→ **Vorliegender Text**:
────────────────
Risikomanagement an Bord

Der Spezialfonds bietet als regulierte Investmentform ein integriertes Risikomanagement. So übernimmt die KAG die Überwachung einer Reihe von Risiken, denen seit der Finanzkrise und dem Kollaps bedeutender Finanzhäuser eine deutlich gewachsene Bedeutung zukommt. Bei Rentenpapieren wird auch das Emittentenrisiko kontinuierlich überwacht, so wird bei Derivaten, OTCs, Swap-Konstruktionen und Ähnlichem das Kontrahentenrisiko sowohl für den Fonds als auch aus Sicht der gesamten Investmentgesellschaft beobachtet. Auch Bewertungs- und Liquiditätsrisiken werden laufend kontrolliert.

Spezialfonds umfassen zudem ein Cash Management: Um Kumulationsrisiken zu vermeiden, werden Kassenbestände auf mehrere Banken verteilt. Zudem liegen die Bestände jeweils auf Sperrkonten, die im Insolvenzfall außerhalb der Konkursmasse liegen, damit Anleger weiterhin Zugriff haben. Zudem sorgt die Kapitalanlagegesellschaft (KAG) für die Einhaltung der vom Kunden festgelegten Anlagegrenzen.

Mit dem Risikomaß Value at Risk (VaR) lassen sich die Risiken in Spezialfonds zudem quantifizieren, je nach Ausprägung und gesetzlichen Vorgaben über den einfachen oder den qualifizierten Ansatz. Wie durch die Finanzkrise deutlich wurde, kann auch VaR die Zukunft nicht langfristig und sicher voraussagen, das Risikomaß verschafft aber dennoch eine Transparenz über die Risikosituation und erlaubt kurzfristige Prognosen. Die KAG übernimmt für den Investor regelmäßige VaR-Analysen und unterstützt so den Anleger bei der Schärfung des Risikobewusstseins. Stresstestszenarien zeigen dem Investor daneben auf, welche Risikopuffer noch zur Verfügung stehen.

Einbettung in Master-KAG sinnvoll

Die Mehrheit der institutionellen Anleger verfügt schon über eine Reihe von Spezialfonds, häufig bei mehreren Investmentgesellschaften. Dies macht die Einbettung der Spezialfonds als Segmente in eine Masterfonds-Struktur bei einer Master-KAG sinnvoll. Diese reelle oder virtuelle Bündelung bei einer Administrationsplattform erhöht die Transparenz noch einmal deutlich, da in einem Gesamtreport alle Anlagen zusammengefasst werden. Auch Direktanlagen, Alternative Investments oder Publikumsfonds können virtuell integriert werden. Leistungen der einzelnen Asset Manager lassen sich so direkt miteinander vergleichen und Risiken über alle Anlagen hinweg schneller erkennen. Mittels Transition Management können Asset Manager auch vergleichsweise unkompliziert ausgetauscht werden.
────────────────
→ **Datenauszug**:
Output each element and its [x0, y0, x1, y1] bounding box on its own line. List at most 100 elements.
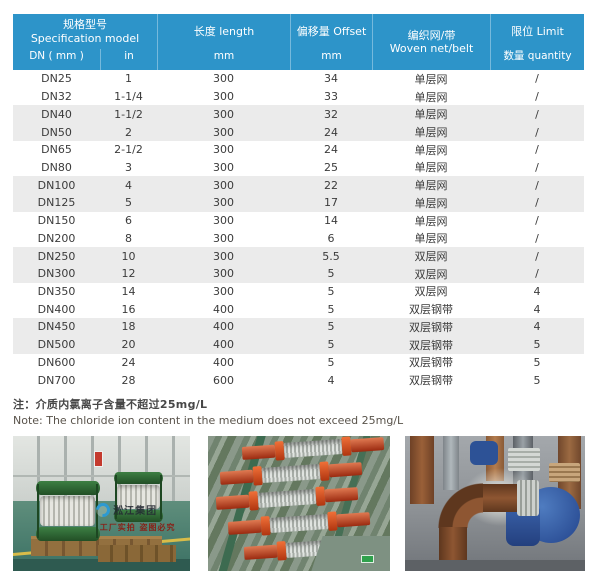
────────────────
→ **Pflichtaufgabe 1**:
Wozu werden laut dem Text über Spezialfonds die Kassenbestände auf mehrere Banken verteilt?
→ **Pflichtaufgabe 2**:
Schreiben Sie den Text über Spezialfonds im Anschluss an seinen letzten Satz weiter.

→ **Lösung 1**:
Um Kumulationsrisiken zu vermeiden.

→ **Lösung 2**:
Die Masterfonds-Struktur ermöglicht zudem ein umfassendes Risikomanagement. Mit spezifischen Risikoreports, unterschiedlichsten Kennziffern und Risikomodellen lassen sich alle Anlagen hinsichtlich des Risikogehalts durchleuchten und Risikoquellen und -treiber auf einen Blick erkennen. Durch den Einsatz von Wertsicherungskonzepten können die Anlagen besser auf die jeweiligen Verpflichtungen des Anlegers abgestimmt werden. Mit Overlay-Management-Strukturen werden Risiken zudem durch den systematischen Einsatz von Derivaten auf Masterfondsebene deutlich begrenzt, ohne in die Arbeit einzelner Asset Manager eingreifen zu müssen.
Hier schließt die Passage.